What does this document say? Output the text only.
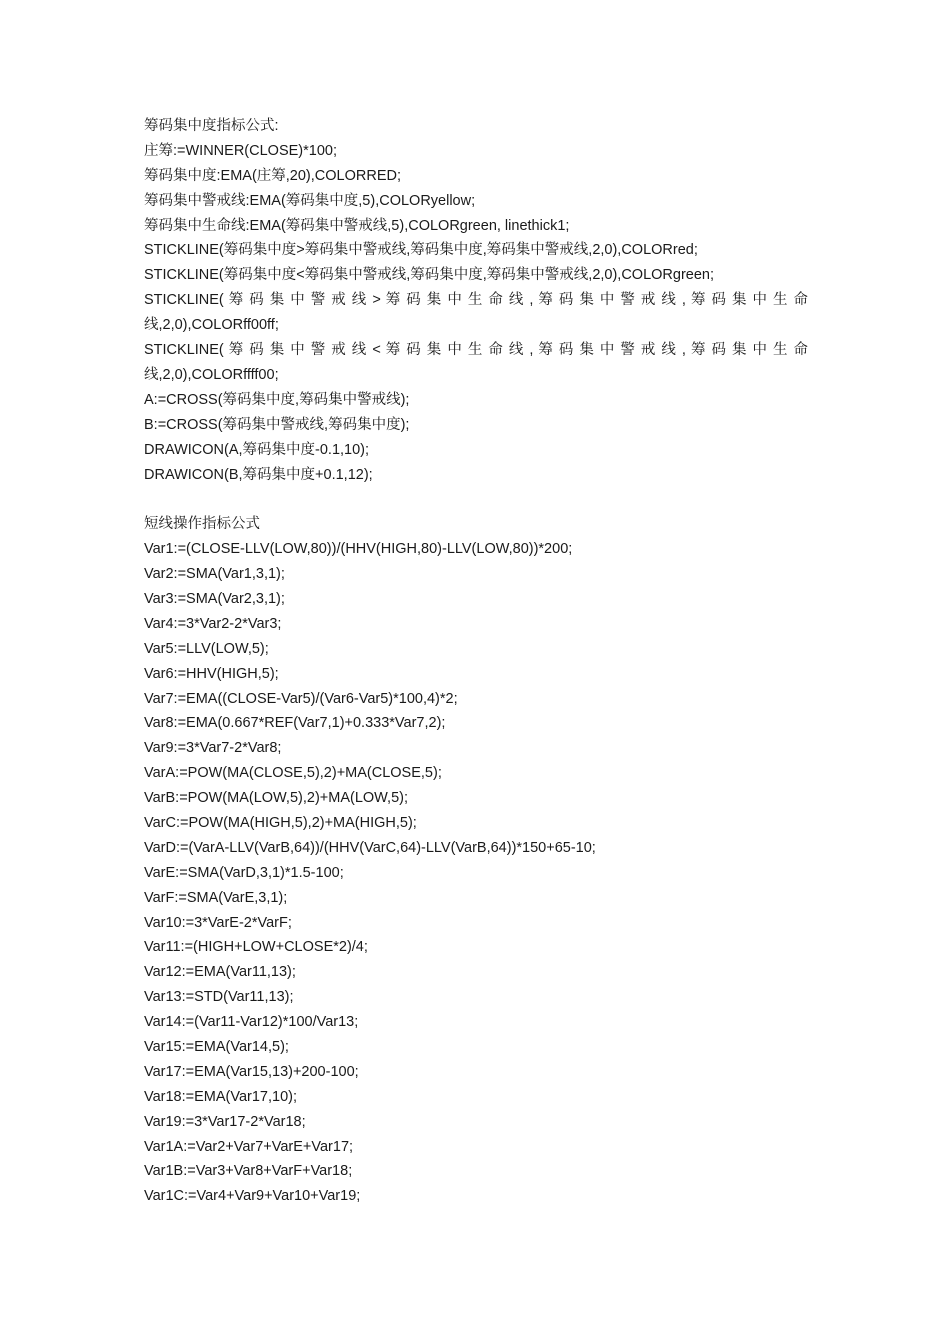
筹码集中度指标公式:
庄筹:=WINNER(CLOSE)*100;
筹码集中度:EMA(庄筹,20),COLORRED;
筹码集中警戒线:EMA(筹码集中度,5),COLORyellow;
筹码集中生命线:EMA(筹码集中警戒线,5),COLORgreen, linethick1;
STICKLINE(筹码集中度>筹码集中警戒线,筹码集中度,筹码集中警戒线,2,0),COLORred;
STICKLINE(筹码集中度<筹码集中警戒线,筹码集中度,筹码集中警戒线,2,0),COLORgreen;
STICKLINE( 筹 码 集 中 警 戒 线 > 筹 码 集 中 生 命 线 , 筹 码 集 中 警 戒 线 , 筹 码 集 中 生 命
线,2,0),COLORff00ff;
STICKLINE( 筹 码 集 中 警 戒 线 < 筹 码 集 中 生 命 线 , 筹 码 集 中 警 戒 线 , 筹 码 集 中 生 命
线,2,0),COLORffff00;
A:=CROSS(筹码集中度,筹码集中警戒线);
B:=CROSS(筹码集中警戒线,筹码集中度);
DRAWICON(A,筹码集中度-0.1,10);
DRAWICON(B,筹码集中度+0.1,12);
短线操作指标公式
Var1:=(CLOSE-LLV(LOW,80))/(HHV(HIGH,80)-LLV(LOW,80))*200;
Var2:=SMA(Var1,3,1);
Var3:=SMA(Var2,3,1);
Var4:=3*Var2-2*Var3;
Var5:=LLV(LOW,5);
Var6:=HHV(HIGH,5);
Var7:=EMA((CLOSE-Var5)/(Var6-Var5)*100,4)*2;
Var8:=EMA(0.667*REF(Var7,1)+0.333*Var7,2);
Var9:=3*Var7-2*Var8;
VarA:=POW(MA(CLOSE,5),2)+MA(CLOSE,5);
VarB:=POW(MA(LOW,5),2)+MA(LOW,5);
VarC:=POW(MA(HIGH,5),2)+MA(HIGH,5);
VarD:=(VarA-LLV(VarB,64))/(HHV(VarC,64)-LLV(VarB,64))*150+65-10;
VarE:=SMA(VarD,3,1)*1.5-100;
VarF:=SMA(VarE,3,1);
Var10:=3*VarE-2*VarF;
Var11:=(HIGH+LOW+CLOSE*2)/4;
Var12:=EMA(Var11,13);
Var13:=STD(Var11,13);
Var14:=(Var11-Var12)*100/Var13;
Var15:=EMA(Var14,5);
Var17:=EMA(Var15,13)+200-100;
Var18:=EMA(Var17,10);
Var19:=3*Var17-2*Var18;
Var1A:=Var2+Var7+VarE+Var17;
Var1B:=Var3+Var8+VarF+Var18;
Var1C:=Var4+Var9+Var10+Var19;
====
Scan the entries above for the word "VarC" and collect each line holding it.

VarC:=POW(MA(HIGH,5),2)+MA(HIGH,5);
VarD:=(VarA-LLV(VarB,64))/(HHV(VarC,64)-LLV(VarB,64))*150+65-10;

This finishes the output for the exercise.